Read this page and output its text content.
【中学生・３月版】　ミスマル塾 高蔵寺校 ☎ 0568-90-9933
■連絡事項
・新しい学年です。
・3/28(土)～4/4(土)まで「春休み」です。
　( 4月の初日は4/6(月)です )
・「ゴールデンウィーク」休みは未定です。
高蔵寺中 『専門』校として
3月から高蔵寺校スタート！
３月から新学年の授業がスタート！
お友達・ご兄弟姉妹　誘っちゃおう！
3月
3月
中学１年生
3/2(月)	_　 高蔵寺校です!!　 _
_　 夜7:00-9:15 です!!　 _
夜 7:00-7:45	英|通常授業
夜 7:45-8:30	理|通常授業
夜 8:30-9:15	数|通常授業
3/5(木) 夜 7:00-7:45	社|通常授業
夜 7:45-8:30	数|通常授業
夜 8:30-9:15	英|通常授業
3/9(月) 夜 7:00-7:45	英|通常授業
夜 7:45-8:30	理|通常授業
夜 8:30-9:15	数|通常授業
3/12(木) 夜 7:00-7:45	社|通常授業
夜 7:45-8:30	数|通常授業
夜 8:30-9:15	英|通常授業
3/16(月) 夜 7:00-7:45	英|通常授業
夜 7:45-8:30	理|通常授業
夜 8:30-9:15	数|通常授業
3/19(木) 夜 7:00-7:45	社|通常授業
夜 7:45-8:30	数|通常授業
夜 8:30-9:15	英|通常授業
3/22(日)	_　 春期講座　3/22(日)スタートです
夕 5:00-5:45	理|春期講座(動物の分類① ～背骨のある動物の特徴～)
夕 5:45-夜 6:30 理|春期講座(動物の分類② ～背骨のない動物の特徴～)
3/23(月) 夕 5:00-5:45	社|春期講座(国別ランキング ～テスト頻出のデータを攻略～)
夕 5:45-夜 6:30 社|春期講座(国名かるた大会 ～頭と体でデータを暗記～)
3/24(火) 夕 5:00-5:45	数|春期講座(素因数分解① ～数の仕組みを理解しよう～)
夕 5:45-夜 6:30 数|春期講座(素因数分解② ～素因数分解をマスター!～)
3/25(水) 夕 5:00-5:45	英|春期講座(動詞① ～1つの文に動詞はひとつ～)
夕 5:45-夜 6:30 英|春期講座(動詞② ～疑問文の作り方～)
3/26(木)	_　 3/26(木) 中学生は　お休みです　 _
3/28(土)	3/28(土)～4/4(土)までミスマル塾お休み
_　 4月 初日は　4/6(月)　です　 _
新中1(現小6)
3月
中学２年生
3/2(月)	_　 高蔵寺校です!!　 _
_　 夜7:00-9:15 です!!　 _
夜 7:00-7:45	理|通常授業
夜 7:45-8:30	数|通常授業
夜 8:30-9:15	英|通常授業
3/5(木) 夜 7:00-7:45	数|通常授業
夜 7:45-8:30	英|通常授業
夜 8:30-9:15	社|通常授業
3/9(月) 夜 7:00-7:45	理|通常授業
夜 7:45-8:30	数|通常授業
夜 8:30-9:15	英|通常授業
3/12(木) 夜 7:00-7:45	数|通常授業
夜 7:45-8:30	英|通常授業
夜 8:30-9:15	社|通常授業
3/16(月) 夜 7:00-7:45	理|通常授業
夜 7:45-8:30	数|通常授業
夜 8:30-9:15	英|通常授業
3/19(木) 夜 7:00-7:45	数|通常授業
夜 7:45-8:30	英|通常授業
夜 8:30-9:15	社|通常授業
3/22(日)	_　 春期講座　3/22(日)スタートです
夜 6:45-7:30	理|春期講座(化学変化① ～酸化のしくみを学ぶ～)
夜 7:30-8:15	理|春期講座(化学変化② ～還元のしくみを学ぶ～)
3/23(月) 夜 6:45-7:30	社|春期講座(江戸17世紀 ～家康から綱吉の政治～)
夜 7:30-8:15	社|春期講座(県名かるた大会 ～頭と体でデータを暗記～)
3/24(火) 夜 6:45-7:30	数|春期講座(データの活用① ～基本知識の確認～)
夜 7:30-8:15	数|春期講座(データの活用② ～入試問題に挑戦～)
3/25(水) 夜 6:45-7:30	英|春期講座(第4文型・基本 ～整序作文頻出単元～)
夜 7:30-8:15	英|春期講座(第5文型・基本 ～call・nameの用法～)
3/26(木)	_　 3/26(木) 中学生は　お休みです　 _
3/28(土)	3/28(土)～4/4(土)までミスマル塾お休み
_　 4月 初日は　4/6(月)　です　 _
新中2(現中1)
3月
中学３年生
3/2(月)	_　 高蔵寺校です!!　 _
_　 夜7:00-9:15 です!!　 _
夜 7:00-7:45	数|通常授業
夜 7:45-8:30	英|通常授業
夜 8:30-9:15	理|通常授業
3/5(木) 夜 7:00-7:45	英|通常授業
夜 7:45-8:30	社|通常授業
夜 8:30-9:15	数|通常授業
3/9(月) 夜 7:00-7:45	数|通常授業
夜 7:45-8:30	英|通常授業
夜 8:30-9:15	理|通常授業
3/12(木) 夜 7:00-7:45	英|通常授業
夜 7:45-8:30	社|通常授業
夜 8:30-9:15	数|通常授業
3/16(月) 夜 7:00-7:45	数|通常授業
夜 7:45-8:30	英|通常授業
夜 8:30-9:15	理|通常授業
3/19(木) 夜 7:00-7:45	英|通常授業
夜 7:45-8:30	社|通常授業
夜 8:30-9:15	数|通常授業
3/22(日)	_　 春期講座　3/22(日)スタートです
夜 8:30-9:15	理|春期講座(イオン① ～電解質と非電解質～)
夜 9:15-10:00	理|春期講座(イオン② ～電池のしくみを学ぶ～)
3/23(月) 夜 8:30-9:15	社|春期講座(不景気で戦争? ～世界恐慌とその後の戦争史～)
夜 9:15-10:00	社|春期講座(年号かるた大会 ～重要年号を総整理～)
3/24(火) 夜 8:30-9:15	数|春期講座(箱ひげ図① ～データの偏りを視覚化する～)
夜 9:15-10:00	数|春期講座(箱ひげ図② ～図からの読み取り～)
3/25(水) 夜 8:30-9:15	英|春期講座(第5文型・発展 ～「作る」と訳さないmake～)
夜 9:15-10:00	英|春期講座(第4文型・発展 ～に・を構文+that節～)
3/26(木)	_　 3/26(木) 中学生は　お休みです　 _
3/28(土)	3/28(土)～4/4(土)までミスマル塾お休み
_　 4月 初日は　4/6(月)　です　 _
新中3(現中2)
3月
━━━━━━━━━━━━━━━━━━━━━━━━━━━━━━
• WHAT THIS TASK INVOLVES: Write out all the entries exactly.

• THE ANSWER:
Read this page and output its text content.
【中学生・３月版】　ミスマル塾 高蔵寺校 ☎ 0568-90-9933
■連絡事項
・新しい学年です。
・3/28(土)～4/4(土)まで「春休み」です。
　( 4月の初日は4/6(月)です )
・「ゴールデンウィーク」休みは未定です。
高蔵寺中 『専門』校として
3月から高蔵寺校スタート！
３月から新学年の授業がスタート！
お友達・ご兄弟姉妹　誘っちゃおう！
3月
3月
中学１年生
3/2(月)	_　 高蔵寺校です!!　 _
_　 夜7:00-9:15 です!!　 _
夜 7:00-7:45	英|通常授業
夜 7:45-8:30	理|通常授業
夜 8:30-9:15	数|通常授業
3/5(木) 夜 7:00-7:45	社|通常授業
夜 7:45-8:30	数|通常授業
夜 8:30-9:15	英|通常授業
3/9(月) 夜 7:00-7:45	英|通常授業
夜 7:45-8:30	理|通常授業
夜 8:30-9:15	数|通常授業
3/12(木) 夜 7:00-7:45	社|通常授業
夜 7:45-8:30	数|通常授業
夜 8:30-9:15	英|通常授業
3/16(月) 夜 7:00-7:45	英|通常授業
夜 7:45-8:30	理|通常授業
夜 8:30-9:15	数|通常授業
3/19(木) 夜 7:00-7:45	社|通常授業
夜 7:45-8:30	数|通常授業
夜 8:30-9:15	英|通常授業
3/22(日)	_　 春期講座　3/22(日)スタートです
夕 5:00-5:45	理|春期講座(動物の分類① ～背骨のある動物の特徴～)
夕 5:45-夜 6:30 理|春期講座(動物の分類② ～背骨のない動物の特徴～)
3/23(月) 夕 5:00-5:45	社|春期講座(国別ランキング ～テスト頻出のデータを攻略～)
夕 5:45-夜 6:30 社|春期講座(国名かるた大会 ～頭と体でデータを暗記～)
3/24(火) 夕 5:00-5:45	数|春期講座(素因数分解① ～数の仕組みを理解しよう～)
夕 5:45-夜 6:30 数|春期講座(素因数分解② ～素因数分解をマスター!～)
3/25(水) 夕 5:00-5:45	英|春期講座(動詞① ～1つの文に動詞はひとつ～)
夕 5:45-夜 6:30 英|春期講座(動詞② ～疑問文の作り方～)
3/26(木)	_　 3/26(木) 中学生は　お休みです　 _
3/28(土)	3/28(土)～4/4(土)までミスマル塾お休み
_　 4月 初日は　4/6(月)　です　 _
新中1(現小6)
3月
中学２年生
3/2(月)	_　 高蔵寺校です!!　 _
_　 夜7:00-9:15 です!!　 _
夜 7:00-7:45	理|通常授業
夜 7:45-8:30	数|通常授業
夜 8:30-9:15	英|通常授業
3/5(木) 夜 7:00-7:45	数|通常授業
夜 7:45-8:30	英|通常授業
夜 8:30-9:15	社|通常授業
3/9(月) 夜 7:00-7:45	理|通常授業
夜 7:45-8:30	数|通常授業
夜 8:30-9:15	英|通常授業
3/12(木) 夜 7:00-7:45	数|通常授業
夜 7:45-8:30	英|通常授業
夜 8:30-9:15	社|通常授業
3/16(月) 夜 7:00-7:45	理|通常授業
夜 7:45-8:30	数|通常授業
夜 8:30-9:15	英|通常授業
3/19(木) 夜 7:00-7:45	数|通常授業
夜 7:45-8:30	英|通常授業
夜 8:30-9:15	社|通常授業
3/22(日)	_　 春期講座　3/22(日)スタートです
夜 6:45-7:30	理|春期講座(化学変化① ～酸化のしくみを学ぶ～)
夜 7:30-8:15	理|春期講座(化学変化② ～還元のしくみを学ぶ～)
3/23(月) 夜 6:45-7:30	社|春期講座(江戸17世紀 ～家康から綱吉の政治～)
夜 7:30-8:15	社|春期講座(県名かるた大会 ～頭と体でデータを暗記～)
3/24(火) 夜 6:45-7:30	数|春期講座(データの活用① ～基本知識の確認～)
夜 7:30-8:15	数|春期講座(データの活用② ～入試問題に挑戦～)
3/25(水) 夜 6:45-7:30	英|春期講座(第4文型・基本 ～整序作文頻出単元～)
夜 7:30-8:15	英|春期講座(第5文型・基本 ～call・nameの用法～)
3/26(木)	_　 3/26(木) 中学生は　お休みです　 _
3/28(土)	3/28(土)～4/4(土)までミスマル塾お休み
_　 4月 初日は　4/6(月)　です　 _
新中2(現中1)
3月
中学３年生
3/2(月)	_　 高蔵寺校です!!　 _
_　 夜7:00-9:15 です!!　 _
夜 7:00-7:45	数|通常授業
夜 7:45-8:30	英|通常授業
夜 8:30-9:15	理|通常授業
3/5(木) 夜 7:00-7:45	英|通常授業
夜 7:45-8:30	社|通常授業
夜 8:30-9:15	数|通常授業
3/9(月) 夜 7:00-7:45	数|通常授業
夜 7:45-8:30	英|通常授業
夜 8:30-9:15	理|通常授業
3/12(木) 夜 7:00-7:45	英|通常授業
夜 7:45-8:30	社|通常授業
夜 8:30-9:15	数|通常授業
3/16(月) 夜 7:00-7:45	数|通常授業
夜 7:45-8:30	英|通常授業
夜 8:30-9:15	理|通常授業
3/19(木) 夜 7:00-7:45	英|通常授業
夜 7:45-8:30	社|通常授業
夜 8:30-9:15	数|通常授業
3/22(日)	_　 春期講座　3/22(日)スタートです
夜 8:30-9:15	理|春期講座(イオン① ～電解質と非電解質～)
夜 9:15-10:00	理|春期講座(イオン② ～電池のしくみを学ぶ～)
3/23(月) 夜 8:30-9:15	社|春期講座(不景気で戦争? ～世界恐慌とその後の戦争史～)
夜 9:15-10:00	社|春期講座(年号かるた大会 ～重要年号を総整理～)
3/24(火) 夜 8:30-9:15	数|春期講座(箱ひげ図① ～データの偏りを視覚化する～)
夜 9:15-10:00	数|春期講座(箱ひげ図② ～図からの読み取り～)
3/25(水) 夜 8:30-9:15	英|春期講座(第5文型・発展 ～「作る」と訳さないmake～)
夜 9:15-10:00	英|春期講座(第4文型・発展 ～に・を構文+that節～)
3/26(木)	_　 3/26(木) 中学生は　お休みです　 _
3/28(土)	3/28(土)～4/4(土)までミスマル塾お休み
_　 4月 初日は　4/6(月)　です　 _
新中3(現中2)
3月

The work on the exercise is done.